Exercise brief: Copy each of the rows below exactly as it stands, line for line.

Spatial layout data
◇ ◇ ◇
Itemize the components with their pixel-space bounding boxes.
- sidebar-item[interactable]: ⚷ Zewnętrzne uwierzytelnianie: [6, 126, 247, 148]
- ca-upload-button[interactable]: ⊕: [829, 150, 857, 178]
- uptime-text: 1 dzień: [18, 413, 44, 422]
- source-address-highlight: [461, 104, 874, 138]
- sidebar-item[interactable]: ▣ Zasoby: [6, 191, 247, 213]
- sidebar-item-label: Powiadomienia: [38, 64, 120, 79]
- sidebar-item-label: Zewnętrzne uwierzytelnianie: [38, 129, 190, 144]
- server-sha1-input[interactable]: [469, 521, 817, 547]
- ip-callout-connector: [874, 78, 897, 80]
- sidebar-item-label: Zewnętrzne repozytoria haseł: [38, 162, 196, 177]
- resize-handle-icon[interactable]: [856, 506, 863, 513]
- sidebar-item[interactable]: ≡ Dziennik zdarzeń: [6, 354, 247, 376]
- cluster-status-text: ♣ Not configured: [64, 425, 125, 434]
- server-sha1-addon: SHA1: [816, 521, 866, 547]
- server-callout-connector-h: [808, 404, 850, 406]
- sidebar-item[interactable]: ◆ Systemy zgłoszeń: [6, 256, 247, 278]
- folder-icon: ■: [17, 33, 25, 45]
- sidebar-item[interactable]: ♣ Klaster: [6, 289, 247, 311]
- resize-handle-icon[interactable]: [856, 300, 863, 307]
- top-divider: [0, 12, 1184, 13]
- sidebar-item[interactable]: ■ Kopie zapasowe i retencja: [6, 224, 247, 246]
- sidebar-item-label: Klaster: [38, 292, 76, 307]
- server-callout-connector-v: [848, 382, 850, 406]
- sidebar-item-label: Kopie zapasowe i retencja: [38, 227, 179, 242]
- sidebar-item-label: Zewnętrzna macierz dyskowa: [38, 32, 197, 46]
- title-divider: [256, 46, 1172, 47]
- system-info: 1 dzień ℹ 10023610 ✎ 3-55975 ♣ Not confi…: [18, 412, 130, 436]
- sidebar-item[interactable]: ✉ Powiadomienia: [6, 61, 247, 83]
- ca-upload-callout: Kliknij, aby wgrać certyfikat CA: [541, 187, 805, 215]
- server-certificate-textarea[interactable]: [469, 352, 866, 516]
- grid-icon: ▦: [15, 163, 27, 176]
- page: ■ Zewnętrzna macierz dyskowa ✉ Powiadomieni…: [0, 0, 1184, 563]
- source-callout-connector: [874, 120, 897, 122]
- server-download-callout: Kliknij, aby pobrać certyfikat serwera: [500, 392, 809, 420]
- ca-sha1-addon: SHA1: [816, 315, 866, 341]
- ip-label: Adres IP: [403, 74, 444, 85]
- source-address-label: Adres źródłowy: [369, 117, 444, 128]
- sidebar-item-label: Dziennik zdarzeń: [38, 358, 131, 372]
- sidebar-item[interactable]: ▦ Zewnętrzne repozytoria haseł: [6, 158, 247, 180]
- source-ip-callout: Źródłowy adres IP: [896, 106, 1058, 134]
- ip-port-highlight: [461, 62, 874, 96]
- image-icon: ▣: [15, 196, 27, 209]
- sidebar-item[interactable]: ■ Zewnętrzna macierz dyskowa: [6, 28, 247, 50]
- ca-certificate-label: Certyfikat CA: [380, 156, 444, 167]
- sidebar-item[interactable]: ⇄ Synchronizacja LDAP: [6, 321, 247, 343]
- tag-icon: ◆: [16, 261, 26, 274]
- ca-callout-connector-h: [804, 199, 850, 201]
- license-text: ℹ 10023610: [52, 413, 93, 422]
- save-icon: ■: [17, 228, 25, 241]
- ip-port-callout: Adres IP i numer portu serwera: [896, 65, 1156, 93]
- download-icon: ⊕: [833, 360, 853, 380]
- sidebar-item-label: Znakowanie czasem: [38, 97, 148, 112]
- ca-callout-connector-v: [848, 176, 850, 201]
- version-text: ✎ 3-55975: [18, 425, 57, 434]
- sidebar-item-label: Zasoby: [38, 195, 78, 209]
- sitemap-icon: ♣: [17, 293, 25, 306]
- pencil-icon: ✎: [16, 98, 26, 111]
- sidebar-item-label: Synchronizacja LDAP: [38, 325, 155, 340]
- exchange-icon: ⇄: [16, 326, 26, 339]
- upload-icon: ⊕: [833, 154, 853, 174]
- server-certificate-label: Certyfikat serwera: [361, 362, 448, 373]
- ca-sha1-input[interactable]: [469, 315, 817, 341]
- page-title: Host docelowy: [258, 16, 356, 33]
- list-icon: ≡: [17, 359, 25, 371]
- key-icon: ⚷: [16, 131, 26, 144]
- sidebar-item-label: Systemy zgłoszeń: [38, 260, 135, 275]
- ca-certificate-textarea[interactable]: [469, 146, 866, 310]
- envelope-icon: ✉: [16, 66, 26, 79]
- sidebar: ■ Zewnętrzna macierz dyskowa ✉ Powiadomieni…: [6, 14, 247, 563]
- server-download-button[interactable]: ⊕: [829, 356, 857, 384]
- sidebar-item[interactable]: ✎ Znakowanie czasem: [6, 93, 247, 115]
◇ ◇ ◇
Final result:
Itemize the components with their pixel-space bounding boxes.
- sidebar-item[interactable]: ⚷ Zewnętrzne uwierzytelnianie: [6, 126, 247, 148]
- ca-upload-button[interactable]: ⊕: [829, 150, 857, 178]
- uptime-text: 1 dzień: [18, 413, 44, 422]
- source-address-highlight: [461, 104, 874, 138]
- sidebar-item[interactable]: ▣ Zasoby: [6, 191, 247, 213]
- sidebar-item-label: Powiadomienia: [38, 64, 120, 79]
- sidebar-item-label: Zewnętrzne uwierzytelnianie: [38, 129, 190, 144]
- server-sha1-input[interactable]: [469, 521, 817, 547]
- ip-callout-connector: [874, 78, 897, 80]
- sidebar-item-label: Zewnętrzne repozytoria haseł: [38, 162, 196, 177]
- resize-handle-icon[interactable]: [856, 506, 863, 513]
- sidebar-item[interactable]: ≡ Dziennik zdarzeń: [6, 354, 247, 376]
- cluster-status-text: ♣ Not configured: [64, 425, 125, 434]
- server-sha1-addon: SHA1: [816, 521, 866, 547]
- server-callout-connector-h: [808, 404, 850, 406]
- sidebar-item[interactable]: ◆ Systemy zgłoszeń: [6, 256, 247, 278]
- folder-icon: ■: [17, 33, 25, 45]
- sidebar-item[interactable]: ♣ Klaster: [6, 289, 247, 311]
- resize-handle-icon[interactable]: [856, 300, 863, 307]
- top-divider: [0, 12, 1184, 13]
- sidebar-item[interactable]: ■ Kopie zapasowe i retencja: [6, 224, 247, 246]
- sidebar-item-label: Klaster: [38, 292, 76, 307]
- server-callout-connector-v: [848, 382, 850, 406]
- sidebar-item-label: Kopie zapasowe i retencja: [38, 227, 179, 242]
- sidebar-item-label: Zewnętrzna macierz dyskowa: [38, 32, 197, 46]
- title-divider: [256, 46, 1172, 47]
- system-info: 1 dzień ℹ 10023610 ✎ 3-55975 ♣ Not confi…: [18, 412, 130, 436]
- sidebar-item[interactable]: ✉ Powiadomienia: [6, 61, 247, 83]
- ca-upload-callout: Kliknij, aby wgrać certyfikat CA: [541, 187, 805, 215]
- server-certificate-textarea[interactable]: [469, 352, 866, 516]
- grid-icon: ▦: [15, 163, 27, 176]
- page: ■ Zewnętrzna macierz dyskowa ✉ Powiadomieni…: [0, 0, 1184, 563]
- source-callout-connector: [874, 120, 897, 122]
- server-download-callout: Kliknij, aby pobrać certyfikat serwera: [500, 392, 809, 420]
- ca-sha1-addon: SHA1: [816, 315, 866, 341]
- ip-label: Adres IP: [403, 74, 444, 85]
- source-address-label: Adres źródłowy: [369, 117, 444, 128]
- sidebar-item-label: Dziennik zdarzeń: [38, 358, 131, 372]
- sidebar-item[interactable]: ▦ Zewnętrzne repozytoria haseł: [6, 158, 247, 180]
- source-ip-callout: Źródłowy adres IP: [896, 106, 1058, 134]
- ip-port-highlight: [461, 62, 874, 96]
- image-icon: ▣: [15, 196, 27, 209]
- sidebar-item[interactable]: ■ Zewnętrzna macierz dyskowa: [6, 28, 247, 50]
- ca-certificate-label: Certyfikat CA: [380, 156, 444, 167]
- sidebar-item[interactable]: ⇄ Synchronizacja LDAP: [6, 321, 247, 343]
- tag-icon: ◆: [16, 261, 26, 274]
- ca-callout-connector-h: [804, 199, 850, 201]
- license-text: ℹ 10023610: [52, 413, 93, 422]
- save-icon: ■: [17, 228, 25, 241]
- ip-port-callout: Adres IP i numer portu serwera: [896, 65, 1156, 93]
- download-icon: ⊕: [833, 360, 853, 380]
- sidebar-item-label: Znakowanie czasem: [38, 97, 148, 112]
- ca-callout-connector-v: [848, 176, 850, 201]
- version-text: ✎ 3-55975: [18, 425, 57, 434]
- sidebar-item-label: Zasoby: [38, 195, 78, 209]
- sitemap-icon: ♣: [17, 293, 25, 306]
- pencil-icon: ✎: [16, 98, 26, 111]
- sidebar-item-label: Synchronizacja LDAP: [38, 325, 155, 340]
- exchange-icon: ⇄: [16, 326, 26, 339]
- upload-icon: ⊕: [833, 154, 853, 174]
- server-certificate-label: Certyfikat serwera: [361, 362, 448, 373]
- ca-sha1-input[interactable]: [469, 315, 817, 341]
- page-title: Host docelowy: [258, 16, 356, 33]
- list-icon: ≡: [17, 359, 25, 371]
- key-icon: ⚷: [16, 131, 26, 144]
- sidebar-item-label: Systemy zgłoszeń: [38, 260, 135, 275]
- ca-certificate-textarea[interactable]: [469, 146, 866, 310]
- envelope-icon: ✉: [16, 66, 26, 79]
- sidebar: ■ Zewnętrzna macierz dyskowa ✉ Powiadomieni…: [6, 14, 247, 563]
- server-download-button[interactable]: ⊕: [829, 356, 857, 384]
- sidebar-item[interactable]: ✎ Znakowanie czasem: [6, 93, 247, 115]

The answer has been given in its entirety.